▼
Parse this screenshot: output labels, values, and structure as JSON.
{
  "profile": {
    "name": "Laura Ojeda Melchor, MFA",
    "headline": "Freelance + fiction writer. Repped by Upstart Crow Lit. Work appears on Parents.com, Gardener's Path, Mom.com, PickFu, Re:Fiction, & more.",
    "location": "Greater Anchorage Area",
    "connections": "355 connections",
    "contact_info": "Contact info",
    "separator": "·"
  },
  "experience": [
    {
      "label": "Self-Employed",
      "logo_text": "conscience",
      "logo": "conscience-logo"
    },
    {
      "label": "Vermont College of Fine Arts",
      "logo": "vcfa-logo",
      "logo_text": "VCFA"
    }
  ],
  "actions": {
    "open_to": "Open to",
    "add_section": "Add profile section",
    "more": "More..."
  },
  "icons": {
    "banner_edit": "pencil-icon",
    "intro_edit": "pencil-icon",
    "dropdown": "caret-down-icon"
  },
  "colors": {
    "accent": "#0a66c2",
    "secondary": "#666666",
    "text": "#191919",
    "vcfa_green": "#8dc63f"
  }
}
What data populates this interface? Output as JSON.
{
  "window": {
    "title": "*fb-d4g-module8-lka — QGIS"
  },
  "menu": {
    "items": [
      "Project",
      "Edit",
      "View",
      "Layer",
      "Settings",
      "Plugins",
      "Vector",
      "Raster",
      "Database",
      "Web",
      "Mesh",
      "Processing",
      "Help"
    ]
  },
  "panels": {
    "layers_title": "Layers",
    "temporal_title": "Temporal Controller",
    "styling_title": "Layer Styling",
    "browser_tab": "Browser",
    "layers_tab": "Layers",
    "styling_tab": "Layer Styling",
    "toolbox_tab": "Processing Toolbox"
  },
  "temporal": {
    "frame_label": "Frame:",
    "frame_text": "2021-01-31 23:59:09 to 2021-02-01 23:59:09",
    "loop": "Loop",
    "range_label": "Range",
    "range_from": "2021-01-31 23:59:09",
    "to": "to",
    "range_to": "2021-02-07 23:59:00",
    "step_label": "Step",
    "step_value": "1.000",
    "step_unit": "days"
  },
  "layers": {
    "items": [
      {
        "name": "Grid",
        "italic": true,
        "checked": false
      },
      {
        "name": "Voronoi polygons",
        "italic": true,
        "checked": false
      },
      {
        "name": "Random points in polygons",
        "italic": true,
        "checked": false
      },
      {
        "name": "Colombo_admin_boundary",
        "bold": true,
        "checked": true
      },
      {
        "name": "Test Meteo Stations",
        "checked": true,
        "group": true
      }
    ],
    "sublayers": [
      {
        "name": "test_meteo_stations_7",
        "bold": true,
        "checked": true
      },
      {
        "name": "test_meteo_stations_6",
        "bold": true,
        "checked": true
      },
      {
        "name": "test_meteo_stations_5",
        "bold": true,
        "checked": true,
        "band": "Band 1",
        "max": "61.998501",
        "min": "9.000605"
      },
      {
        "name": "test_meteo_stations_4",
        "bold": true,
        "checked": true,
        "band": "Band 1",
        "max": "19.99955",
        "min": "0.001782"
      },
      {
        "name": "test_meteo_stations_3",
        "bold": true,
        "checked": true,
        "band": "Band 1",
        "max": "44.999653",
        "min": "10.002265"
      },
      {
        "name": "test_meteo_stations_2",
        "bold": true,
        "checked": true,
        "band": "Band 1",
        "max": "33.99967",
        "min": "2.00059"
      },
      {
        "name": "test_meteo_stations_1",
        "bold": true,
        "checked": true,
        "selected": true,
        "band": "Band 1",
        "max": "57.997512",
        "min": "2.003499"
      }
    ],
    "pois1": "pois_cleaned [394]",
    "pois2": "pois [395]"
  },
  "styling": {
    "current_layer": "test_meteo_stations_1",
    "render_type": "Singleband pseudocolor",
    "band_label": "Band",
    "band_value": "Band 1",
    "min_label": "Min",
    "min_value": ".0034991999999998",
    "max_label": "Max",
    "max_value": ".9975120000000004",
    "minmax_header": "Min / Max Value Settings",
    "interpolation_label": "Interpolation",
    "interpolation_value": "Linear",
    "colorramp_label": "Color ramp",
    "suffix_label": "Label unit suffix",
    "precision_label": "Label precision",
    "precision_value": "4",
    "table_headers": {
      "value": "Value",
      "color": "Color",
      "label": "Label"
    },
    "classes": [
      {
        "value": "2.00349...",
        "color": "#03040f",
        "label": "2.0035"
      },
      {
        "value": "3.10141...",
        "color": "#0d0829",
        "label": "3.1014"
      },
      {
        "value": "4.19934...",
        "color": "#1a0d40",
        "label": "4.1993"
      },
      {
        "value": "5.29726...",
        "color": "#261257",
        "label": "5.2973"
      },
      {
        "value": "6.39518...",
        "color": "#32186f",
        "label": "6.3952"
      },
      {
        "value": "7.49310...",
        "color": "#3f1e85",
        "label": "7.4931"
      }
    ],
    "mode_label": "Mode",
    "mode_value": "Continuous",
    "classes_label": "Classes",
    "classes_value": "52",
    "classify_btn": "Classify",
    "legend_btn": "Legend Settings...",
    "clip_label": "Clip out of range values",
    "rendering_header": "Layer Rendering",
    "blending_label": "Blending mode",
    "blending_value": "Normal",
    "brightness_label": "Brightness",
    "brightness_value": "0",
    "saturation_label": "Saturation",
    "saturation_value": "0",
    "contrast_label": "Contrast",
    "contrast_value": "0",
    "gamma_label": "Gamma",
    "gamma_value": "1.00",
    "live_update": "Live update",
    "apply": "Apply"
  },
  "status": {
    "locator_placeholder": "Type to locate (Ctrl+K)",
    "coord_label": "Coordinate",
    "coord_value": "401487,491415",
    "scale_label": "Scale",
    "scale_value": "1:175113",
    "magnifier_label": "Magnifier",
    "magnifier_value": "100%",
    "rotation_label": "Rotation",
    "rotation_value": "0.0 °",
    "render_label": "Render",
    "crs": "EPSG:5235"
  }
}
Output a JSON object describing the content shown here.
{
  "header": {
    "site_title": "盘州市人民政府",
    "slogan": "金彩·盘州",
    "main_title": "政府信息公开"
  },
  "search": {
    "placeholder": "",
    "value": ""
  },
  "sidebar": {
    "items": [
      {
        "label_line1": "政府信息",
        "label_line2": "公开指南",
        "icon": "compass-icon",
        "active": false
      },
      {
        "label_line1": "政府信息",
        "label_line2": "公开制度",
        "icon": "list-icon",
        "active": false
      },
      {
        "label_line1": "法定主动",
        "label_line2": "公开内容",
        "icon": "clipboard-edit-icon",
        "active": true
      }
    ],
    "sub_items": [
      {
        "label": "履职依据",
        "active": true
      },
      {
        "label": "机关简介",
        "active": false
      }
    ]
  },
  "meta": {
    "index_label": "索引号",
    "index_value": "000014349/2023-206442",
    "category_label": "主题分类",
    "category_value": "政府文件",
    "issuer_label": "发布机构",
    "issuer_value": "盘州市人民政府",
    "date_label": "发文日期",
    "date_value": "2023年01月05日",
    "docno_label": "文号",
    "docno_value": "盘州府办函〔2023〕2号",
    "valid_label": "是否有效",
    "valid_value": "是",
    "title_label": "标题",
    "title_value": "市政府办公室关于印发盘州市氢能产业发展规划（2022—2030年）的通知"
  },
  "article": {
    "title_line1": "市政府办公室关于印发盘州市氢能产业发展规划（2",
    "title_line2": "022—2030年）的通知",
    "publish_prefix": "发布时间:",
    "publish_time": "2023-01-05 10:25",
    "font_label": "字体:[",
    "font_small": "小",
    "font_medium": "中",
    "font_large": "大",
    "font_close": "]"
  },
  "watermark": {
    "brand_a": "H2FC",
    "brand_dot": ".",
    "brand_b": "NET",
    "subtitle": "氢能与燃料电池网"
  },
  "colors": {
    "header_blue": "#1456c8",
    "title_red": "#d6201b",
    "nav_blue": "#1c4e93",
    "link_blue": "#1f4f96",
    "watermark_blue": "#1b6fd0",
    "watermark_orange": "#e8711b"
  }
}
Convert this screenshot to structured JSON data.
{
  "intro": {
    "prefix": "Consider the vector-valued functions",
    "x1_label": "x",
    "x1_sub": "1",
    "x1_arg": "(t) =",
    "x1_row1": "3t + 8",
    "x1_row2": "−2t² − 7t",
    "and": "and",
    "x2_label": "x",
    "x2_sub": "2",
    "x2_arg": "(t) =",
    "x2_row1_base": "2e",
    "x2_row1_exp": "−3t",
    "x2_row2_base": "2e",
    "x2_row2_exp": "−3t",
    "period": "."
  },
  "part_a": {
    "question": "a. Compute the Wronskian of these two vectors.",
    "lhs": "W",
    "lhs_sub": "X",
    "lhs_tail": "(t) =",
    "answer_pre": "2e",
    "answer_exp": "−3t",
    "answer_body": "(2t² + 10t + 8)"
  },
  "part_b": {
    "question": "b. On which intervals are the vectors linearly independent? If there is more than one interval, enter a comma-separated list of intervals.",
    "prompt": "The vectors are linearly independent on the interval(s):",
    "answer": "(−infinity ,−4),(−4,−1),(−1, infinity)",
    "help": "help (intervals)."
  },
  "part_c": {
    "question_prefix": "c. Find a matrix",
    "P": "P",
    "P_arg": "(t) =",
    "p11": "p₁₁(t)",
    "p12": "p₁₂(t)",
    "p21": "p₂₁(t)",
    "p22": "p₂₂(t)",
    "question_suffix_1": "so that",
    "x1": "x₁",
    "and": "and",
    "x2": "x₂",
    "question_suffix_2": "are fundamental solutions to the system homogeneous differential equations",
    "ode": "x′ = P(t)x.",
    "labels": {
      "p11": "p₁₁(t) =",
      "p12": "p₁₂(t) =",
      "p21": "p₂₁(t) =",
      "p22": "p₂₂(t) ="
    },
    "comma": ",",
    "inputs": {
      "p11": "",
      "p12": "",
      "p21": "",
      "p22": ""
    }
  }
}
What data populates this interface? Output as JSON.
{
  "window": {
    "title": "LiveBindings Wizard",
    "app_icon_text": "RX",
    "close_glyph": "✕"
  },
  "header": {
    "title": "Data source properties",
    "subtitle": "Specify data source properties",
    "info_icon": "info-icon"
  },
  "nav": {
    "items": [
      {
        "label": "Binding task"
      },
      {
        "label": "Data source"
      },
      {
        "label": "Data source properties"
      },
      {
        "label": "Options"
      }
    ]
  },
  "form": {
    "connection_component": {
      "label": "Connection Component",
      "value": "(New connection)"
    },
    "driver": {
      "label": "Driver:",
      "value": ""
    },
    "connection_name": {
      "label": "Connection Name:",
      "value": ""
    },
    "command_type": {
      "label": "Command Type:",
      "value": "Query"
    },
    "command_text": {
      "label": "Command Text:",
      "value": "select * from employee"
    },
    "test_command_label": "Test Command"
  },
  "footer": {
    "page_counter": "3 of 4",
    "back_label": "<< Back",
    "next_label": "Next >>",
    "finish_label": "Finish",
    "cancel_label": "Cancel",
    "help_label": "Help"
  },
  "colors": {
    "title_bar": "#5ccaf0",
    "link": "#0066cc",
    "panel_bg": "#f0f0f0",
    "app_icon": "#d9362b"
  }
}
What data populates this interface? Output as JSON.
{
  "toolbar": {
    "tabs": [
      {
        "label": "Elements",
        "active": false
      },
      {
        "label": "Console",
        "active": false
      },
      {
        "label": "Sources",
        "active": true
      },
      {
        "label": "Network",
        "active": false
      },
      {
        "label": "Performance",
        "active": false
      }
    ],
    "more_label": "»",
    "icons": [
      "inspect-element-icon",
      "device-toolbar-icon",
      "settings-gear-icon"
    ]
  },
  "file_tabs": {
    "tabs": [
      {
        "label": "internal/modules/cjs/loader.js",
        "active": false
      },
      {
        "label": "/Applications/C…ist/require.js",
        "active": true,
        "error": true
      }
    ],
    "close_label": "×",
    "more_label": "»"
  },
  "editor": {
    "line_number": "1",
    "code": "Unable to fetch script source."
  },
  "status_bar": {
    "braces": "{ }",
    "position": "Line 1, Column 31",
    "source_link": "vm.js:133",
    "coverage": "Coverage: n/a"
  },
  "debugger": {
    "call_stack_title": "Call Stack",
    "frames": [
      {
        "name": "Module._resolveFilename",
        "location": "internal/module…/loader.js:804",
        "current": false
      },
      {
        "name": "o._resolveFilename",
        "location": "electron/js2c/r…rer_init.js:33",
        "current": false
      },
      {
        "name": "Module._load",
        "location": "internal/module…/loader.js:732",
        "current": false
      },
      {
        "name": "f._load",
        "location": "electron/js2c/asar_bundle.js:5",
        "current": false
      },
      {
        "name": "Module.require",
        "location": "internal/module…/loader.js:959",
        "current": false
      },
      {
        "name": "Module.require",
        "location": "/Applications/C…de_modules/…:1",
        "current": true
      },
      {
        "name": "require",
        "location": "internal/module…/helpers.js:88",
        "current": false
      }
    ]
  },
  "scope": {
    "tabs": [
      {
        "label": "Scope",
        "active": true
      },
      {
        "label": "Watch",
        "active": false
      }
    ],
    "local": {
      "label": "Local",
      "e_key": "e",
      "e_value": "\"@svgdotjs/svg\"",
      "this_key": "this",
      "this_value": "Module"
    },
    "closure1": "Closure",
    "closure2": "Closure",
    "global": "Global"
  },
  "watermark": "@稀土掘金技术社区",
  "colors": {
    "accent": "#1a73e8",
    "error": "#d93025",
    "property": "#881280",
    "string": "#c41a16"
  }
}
▲
> _Exercise instructions_:
List the lines of the material in which the word "intervals" occurs.

> _Output of the task_:
    "question": "b. On which intervals are the vectors linearly independent? If there is more than one interval, enter a comma-separated list of intervals.",
    "help": "help (intervals)."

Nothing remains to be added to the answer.